-- To be done --
Images appear in the records below; leave them out and repeat everything else exactly.

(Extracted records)
○ ○ ○ ○

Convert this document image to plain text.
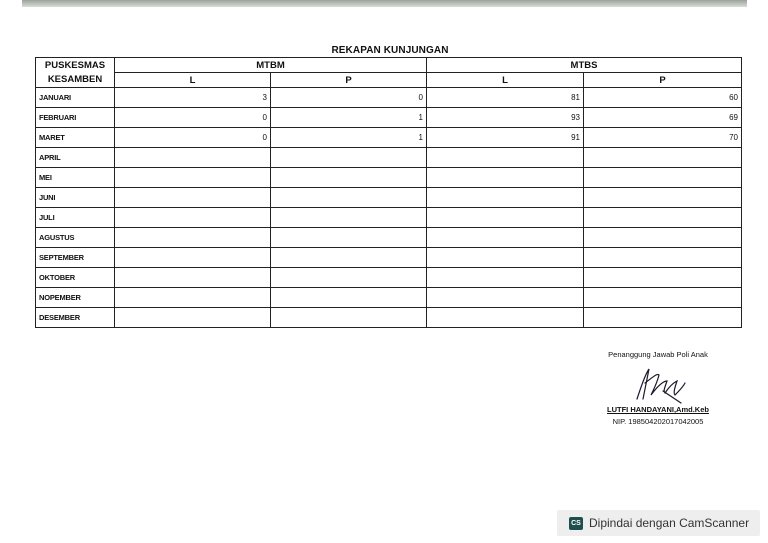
REKAPAN KUNJUNGAN
PUSKESMAS
KESAMBEN	MTBM		MTBS	
	L	P	L	P
JANUARI	3	0	81	60
FEBRUARI	0	1	93	69
MARET	0	1	91	70
APRIL				
MEI				
JUNI				
JULI				
AGUSTUS				
SEPTEMBER				
OKTOBER				
NOPEMBER				
DESEMBER				
Penanggung Jawab Poli Anak
LUTFI HANDAYANI,Amd.Keb
NIP. 198504202017042005
CS Dipindai dengan CamScanner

○ ○ ○ ○

-- Final result --
Convert this document image to plain text.
REKAPAN KUNJUNGAN
PUSKESMAS
KESAMBEN	MTBM		MTBS	
	L	P	L	P
JANUARI	3	0	81	60
FEBRUARI	0	1	93	69
MARET	0	1	91	70
APRIL				
MEI				
JUNI				
JULI				
AGUSTUS				
SEPTEMBER				
OKTOBER				
NOPEMBER				
DESEMBER				
Penanggung Jawab Poli Anak
LUTFI HANDAYANI,Amd.Keb
NIP. 198504202017042005
CS Dipindai dengan CamScanner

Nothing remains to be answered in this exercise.